▶ AIM OF THE TASK
Return the whole listing, keeping every character the same.

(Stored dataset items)

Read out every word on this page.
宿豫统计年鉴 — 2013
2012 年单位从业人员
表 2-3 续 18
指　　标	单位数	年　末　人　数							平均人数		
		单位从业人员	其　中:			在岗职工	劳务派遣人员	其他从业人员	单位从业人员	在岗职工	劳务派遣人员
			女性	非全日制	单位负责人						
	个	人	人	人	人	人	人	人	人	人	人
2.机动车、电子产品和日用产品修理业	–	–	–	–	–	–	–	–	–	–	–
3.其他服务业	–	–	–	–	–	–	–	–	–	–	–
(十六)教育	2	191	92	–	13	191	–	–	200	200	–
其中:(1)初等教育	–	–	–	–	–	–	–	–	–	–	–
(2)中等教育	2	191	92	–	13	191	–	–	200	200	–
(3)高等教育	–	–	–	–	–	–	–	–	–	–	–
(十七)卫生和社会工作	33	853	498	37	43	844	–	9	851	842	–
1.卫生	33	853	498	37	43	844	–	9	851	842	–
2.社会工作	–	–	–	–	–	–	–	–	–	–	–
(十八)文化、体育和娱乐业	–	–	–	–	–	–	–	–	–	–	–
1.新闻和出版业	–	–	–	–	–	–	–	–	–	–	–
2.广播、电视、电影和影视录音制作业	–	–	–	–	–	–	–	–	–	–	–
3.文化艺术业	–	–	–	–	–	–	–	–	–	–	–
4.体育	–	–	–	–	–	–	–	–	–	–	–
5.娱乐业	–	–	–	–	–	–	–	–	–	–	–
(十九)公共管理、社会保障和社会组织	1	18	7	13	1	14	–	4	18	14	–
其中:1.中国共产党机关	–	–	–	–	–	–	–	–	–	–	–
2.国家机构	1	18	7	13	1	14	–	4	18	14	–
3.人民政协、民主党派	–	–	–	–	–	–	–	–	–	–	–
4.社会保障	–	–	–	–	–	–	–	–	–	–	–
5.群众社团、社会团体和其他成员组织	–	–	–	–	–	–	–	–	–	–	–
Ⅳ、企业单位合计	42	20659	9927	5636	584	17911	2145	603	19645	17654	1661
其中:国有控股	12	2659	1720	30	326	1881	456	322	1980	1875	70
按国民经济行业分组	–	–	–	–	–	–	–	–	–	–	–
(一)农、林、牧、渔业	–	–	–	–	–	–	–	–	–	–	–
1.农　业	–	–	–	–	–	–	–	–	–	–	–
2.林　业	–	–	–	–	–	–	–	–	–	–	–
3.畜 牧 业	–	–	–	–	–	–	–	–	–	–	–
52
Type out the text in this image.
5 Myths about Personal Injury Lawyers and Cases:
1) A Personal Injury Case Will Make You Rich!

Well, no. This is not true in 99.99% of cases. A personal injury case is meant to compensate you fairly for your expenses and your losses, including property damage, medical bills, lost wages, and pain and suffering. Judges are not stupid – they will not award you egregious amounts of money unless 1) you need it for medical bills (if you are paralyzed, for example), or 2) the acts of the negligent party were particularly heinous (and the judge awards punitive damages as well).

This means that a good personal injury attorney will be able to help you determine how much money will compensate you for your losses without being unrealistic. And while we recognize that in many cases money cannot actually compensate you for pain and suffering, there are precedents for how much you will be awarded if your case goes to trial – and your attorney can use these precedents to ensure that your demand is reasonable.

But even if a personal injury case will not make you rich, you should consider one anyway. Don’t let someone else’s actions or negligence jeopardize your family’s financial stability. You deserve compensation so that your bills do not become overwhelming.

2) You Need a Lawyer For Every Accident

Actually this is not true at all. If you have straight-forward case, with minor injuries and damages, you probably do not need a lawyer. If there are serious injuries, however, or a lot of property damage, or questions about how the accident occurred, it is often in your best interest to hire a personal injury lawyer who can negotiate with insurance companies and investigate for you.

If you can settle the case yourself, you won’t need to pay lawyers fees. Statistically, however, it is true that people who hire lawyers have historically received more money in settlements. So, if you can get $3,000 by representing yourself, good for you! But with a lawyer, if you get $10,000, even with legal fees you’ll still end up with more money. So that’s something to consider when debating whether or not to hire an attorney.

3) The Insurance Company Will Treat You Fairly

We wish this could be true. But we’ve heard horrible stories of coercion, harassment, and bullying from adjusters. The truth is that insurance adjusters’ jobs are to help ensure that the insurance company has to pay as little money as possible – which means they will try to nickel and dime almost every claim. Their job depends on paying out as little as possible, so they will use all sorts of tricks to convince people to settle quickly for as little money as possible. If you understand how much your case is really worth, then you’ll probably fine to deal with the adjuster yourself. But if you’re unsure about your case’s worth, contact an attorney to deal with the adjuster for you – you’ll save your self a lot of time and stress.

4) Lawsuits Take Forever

▶ WRITTEN SOLUTION
Read out every word on this page.
宿豫统计年鉴 — 2013
2012 年单位从业人员
表 2-3 续 18
指　　标	单位数	年　末　人　数							平均人数		
		单位从业人员	其　中:			在岗职工	劳务派遣人员	其他从业人员	单位从业人员	在岗职工	劳务派遣人员
			女性	非全日制	单位负责人						
	个	人	人	人	人	人	人	人	人	人	人
2.机动车、电子产品和日用产品修理业	–	–	–	–	–	–	–	–	–	–	–
3.其他服务业	–	–	–	–	–	–	–	–	–	–	–
(十六)教育	2	191	92	–	13	191	–	–	200	200	–
其中:(1)初等教育	–	–	–	–	–	–	–	–	–	–	–
(2)中等教育	2	191	92	–	13	191	–	–	200	200	–
(3)高等教育	–	–	–	–	–	–	–	–	–	–	–
(十七)卫生和社会工作	33	853	498	37	43	844	–	9	851	842	–
1.卫生	33	853	498	37	43	844	–	9	851	842	–
2.社会工作	–	–	–	–	–	–	–	–	–	–	–
(十八)文化、体育和娱乐业	–	–	–	–	–	–	–	–	–	–	–
1.新闻和出版业	–	–	–	–	–	–	–	–	–	–	–
2.广播、电视、电影和影视录音制作业	–	–	–	–	–	–	–	–	–	–	–
3.文化艺术业	–	–	–	–	–	–	–	–	–	–	–
4.体育	–	–	–	–	–	–	–	–	–	–	–
5.娱乐业	–	–	–	–	–	–	–	–	–	–	–
(十九)公共管理、社会保障和社会组织	1	18	7	13	1	14	–	4	18	14	–
其中:1.中国共产党机关	–	–	–	–	–	–	–	–	–	–	–
2.国家机构	1	18	7	13	1	14	–	4	18	14	–
3.人民政协、民主党派	–	–	–	–	–	–	–	–	–	–	–
4.社会保障	–	–	–	–	–	–	–	–	–	–	–
5.群众社团、社会团体和其他成员组织	–	–	–	–	–	–	–	–	–	–	–
Ⅳ、企业单位合计	42	20659	9927	5636	584	17911	2145	603	19645	17654	1661
其中:国有控股	12	2659	1720	30	326	1881	456	322	1980	1875	70
按国民经济行业分组	–	–	–	–	–	–	–	–	–	–	–
(一)农、林、牧、渔业	–	–	–	–	–	–	–	–	–	–	–
1.农　业	–	–	–	–	–	–	–	–	–	–	–
2.林　业	–	–	–	–	–	–	–	–	–	–	–
3.畜 牧 业	–	–	–	–	–	–	–	–	–	–	–
52
Type out the text in this image.
5 Myths about Personal Injury Lawyers and Cases:
1) A Personal Injury Case Will Make You Rich!

Well, no. This is not true in 99.99% of cases. A personal injury case is meant to compensate you fairly for your expenses and your losses, including property damage, medical bills, lost wages, and pain and suffering. Judges are not stupid – they will not award you egregious amounts of money unless 1) you need it for medical bills (if you are paralyzed, for example), or 2) the acts of the negligent party were particularly heinous (and the judge awards punitive damages as well).

This means that a good personal injury attorney will be able to help you determine how much money will compensate you for your losses without being unrealistic. And while we recognize that in many cases money cannot actually compensate you for pain and suffering, there are precedents for how much you will be awarded if your case goes to trial – and your attorney can use these precedents to ensure that your demand is reasonable.

But even if a personal injury case will not make you rich, you should consider one anyway. Don’t let someone else’s actions or negligence jeopardize your family’s financial stability. You deserve compensation so that your bills do not become overwhelming.

2) You Need a Lawyer For Every Accident

Actually this is not true at all. If you have straight-forward case, with minor injuries and damages, you probably do not need a lawyer. If there are serious injuries, however, or a lot of property damage, or questions about how the accident occurred, it is often in your best interest to hire a personal injury lawyer who can negotiate with insurance companies and investigate for you.

If you can settle the case yourself, you won’t need to pay lawyers fees. Statistically, however, it is true that people who hire lawyers have historically received more money in settlements. So, if you can get $3,000 by representing yourself, good for you! But with a lawyer, if you get $10,000, even with legal fees you’ll still end up with more money. So that’s something to consider when debating whether or not to hire an attorney.

3) The Insurance Company Will Treat You Fairly

We wish this could be true. But we’ve heard horrible stories of coercion, harassment, and bullying from adjusters. The truth is that insurance adjusters’ jobs are to help ensure that the insurance company has to pay as little money as possible – which means they will try to nickel and dime almost every claim. Their job depends on paying out as little as possible, so they will use all sorts of tricks to convince people to settle quickly for as little money as possible. If you understand how much your case is really worth, then you’ll probably fine to deal with the adjuster yourself. But if you’re unsure about your case’s worth, contact an attorney to deal with the adjuster for you – you’ll save your self a lot of time and stress.

4) Lawsuits Take Forever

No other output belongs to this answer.